Task description
Quote the whole listing word for word. Do not include the pictures.

*-*-*

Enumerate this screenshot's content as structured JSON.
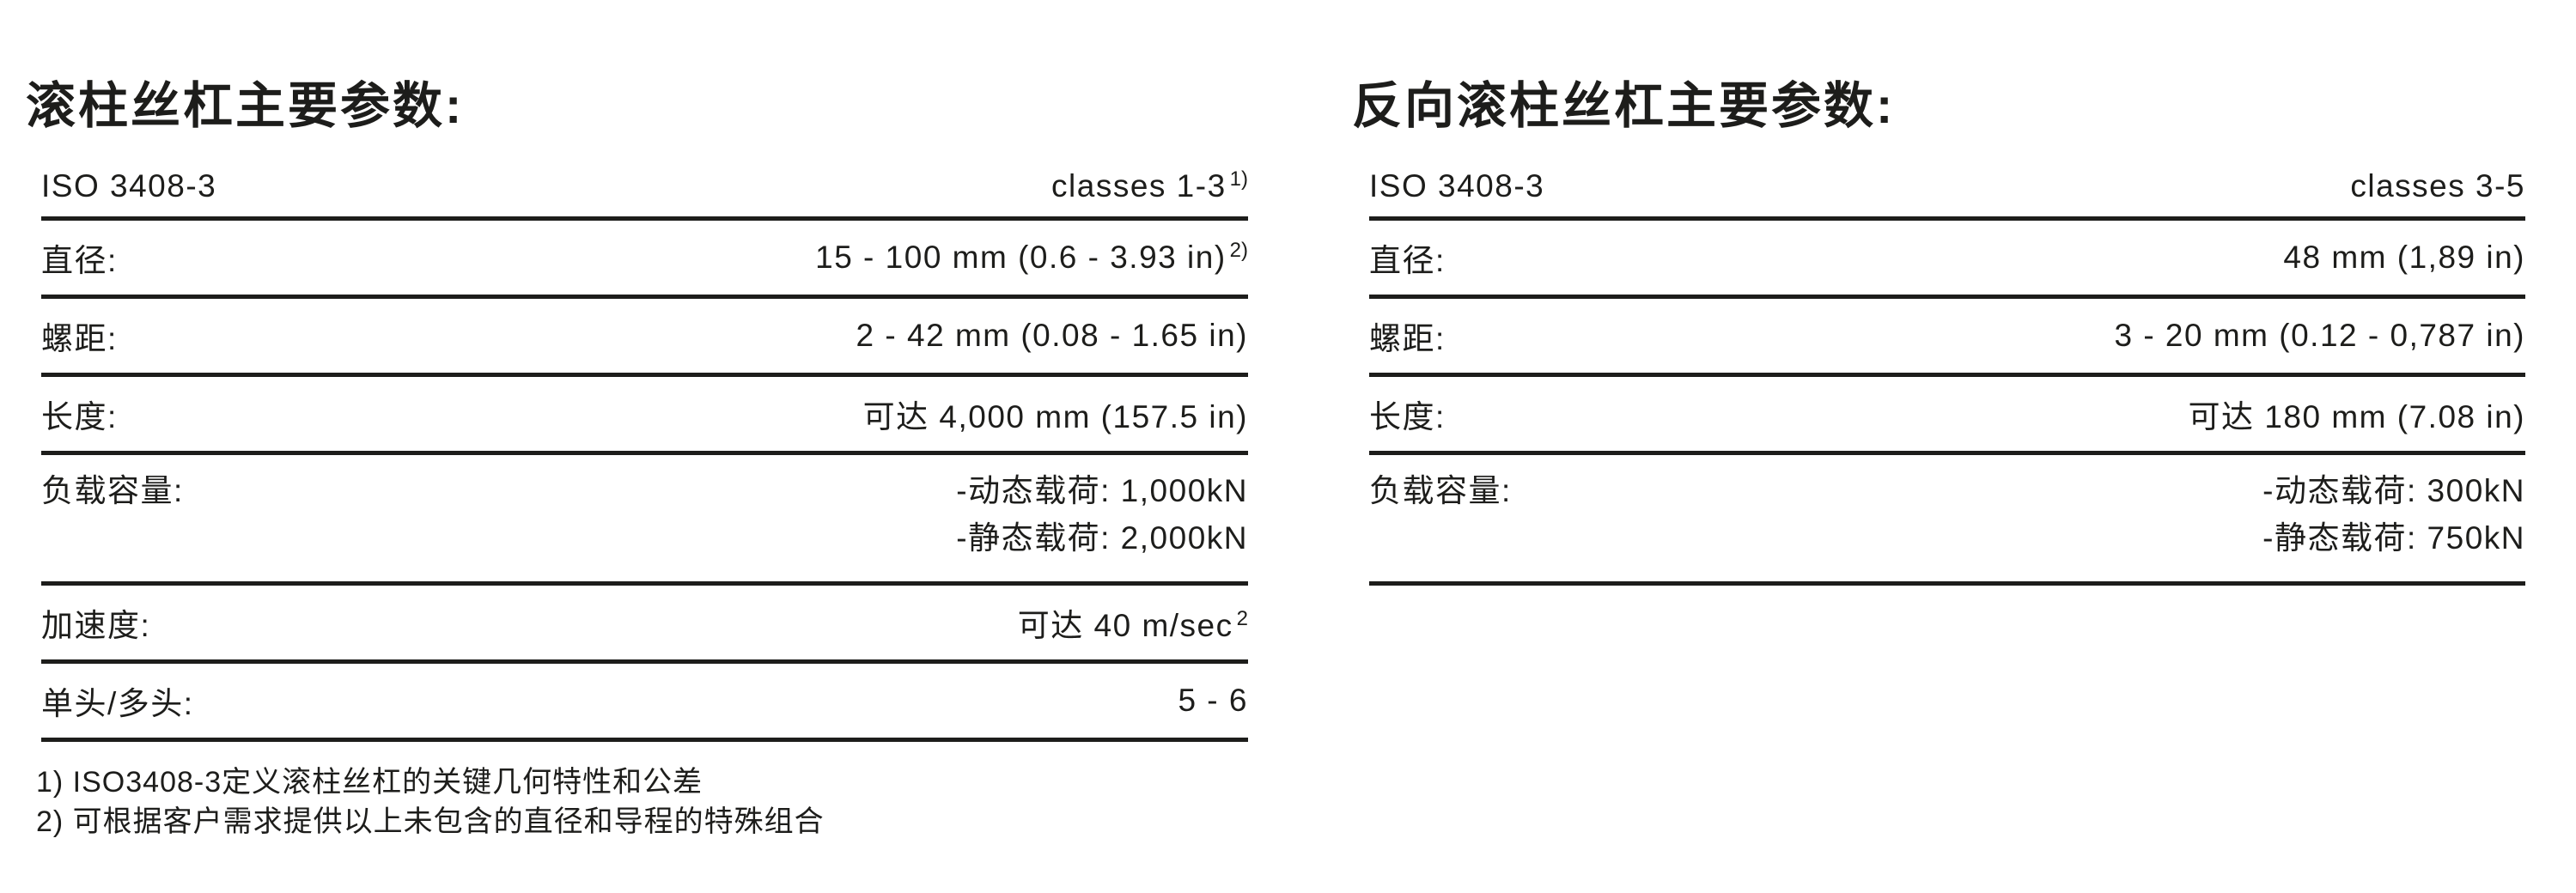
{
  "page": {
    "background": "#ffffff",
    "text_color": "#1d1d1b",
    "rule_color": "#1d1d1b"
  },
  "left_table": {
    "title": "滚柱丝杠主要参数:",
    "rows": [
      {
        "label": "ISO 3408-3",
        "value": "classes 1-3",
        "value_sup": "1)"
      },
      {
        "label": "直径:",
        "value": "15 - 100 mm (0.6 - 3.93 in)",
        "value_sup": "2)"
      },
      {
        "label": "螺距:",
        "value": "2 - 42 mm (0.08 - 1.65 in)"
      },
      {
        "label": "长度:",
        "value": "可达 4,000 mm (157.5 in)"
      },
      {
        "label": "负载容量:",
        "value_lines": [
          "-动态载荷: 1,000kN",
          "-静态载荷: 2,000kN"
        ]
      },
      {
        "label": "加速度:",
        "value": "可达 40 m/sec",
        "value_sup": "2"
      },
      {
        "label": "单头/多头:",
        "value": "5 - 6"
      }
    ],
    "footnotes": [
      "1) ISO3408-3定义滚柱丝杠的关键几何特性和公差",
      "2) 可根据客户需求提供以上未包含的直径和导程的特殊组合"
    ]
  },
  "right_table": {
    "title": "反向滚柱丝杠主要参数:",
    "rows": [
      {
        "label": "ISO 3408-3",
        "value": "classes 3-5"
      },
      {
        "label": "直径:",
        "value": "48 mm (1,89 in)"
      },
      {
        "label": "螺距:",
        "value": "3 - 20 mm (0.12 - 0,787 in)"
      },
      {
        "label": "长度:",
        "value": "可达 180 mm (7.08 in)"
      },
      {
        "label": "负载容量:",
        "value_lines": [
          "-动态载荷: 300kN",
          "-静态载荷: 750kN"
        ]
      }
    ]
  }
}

*-*-*

Output of the task
Enumerate this screenshot's content as structured JSON.
{
  "page": {
    "background": "#ffffff",
    "text_color": "#1d1d1b",
    "rule_color": "#1d1d1b"
  },
  "left_table": {
    "title": "滚柱丝杠主要参数:",
    "rows": [
      {
        "label": "ISO 3408-3",
        "value": "classes 1-3",
        "value_sup": "1)"
      },
      {
        "label": "直径:",
        "value": "15 - 100 mm (0.6 - 3.93 in)",
        "value_sup": "2)"
      },
      {
        "label": "螺距:",
        "value": "2 - 42 mm (0.08 - 1.65 in)"
      },
      {
        "label": "长度:",
        "value": "可达 4,000 mm (157.5 in)"
      },
      {
        "label": "负载容量:",
        "value_lines": [
          "-动态载荷: 1,000kN",
          "-静态载荷: 2,000kN"
        ]
      },
      {
        "label": "加速度:",
        "value": "可达 40 m/sec",
        "value_sup": "2"
      },
      {
        "label": "单头/多头:",
        "value": "5 - 6"
      }
    ],
    "footnotes": [
      "1) ISO3408-3定义滚柱丝杠的关键几何特性和公差",
      "2) 可根据客户需求提供以上未包含的直径和导程的特殊组合"
    ]
  },
  "right_table": {
    "title": "反向滚柱丝杠主要参数:",
    "rows": [
      {
        "label": "ISO 3408-3",
        "value": "classes 3-5"
      },
      {
        "label": "直径:",
        "value": "48 mm (1,89 in)"
      },
      {
        "label": "螺距:",
        "value": "3 - 20 mm (0.12 - 0,787 in)"
      },
      {
        "label": "长度:",
        "value": "可达 180 mm (7.08 in)"
      },
      {
        "label": "负载容量:",
        "value_lines": [
          "-动态载荷: 300kN",
          "-静态载荷: 750kN"
        ]
      }
    ]
  }
}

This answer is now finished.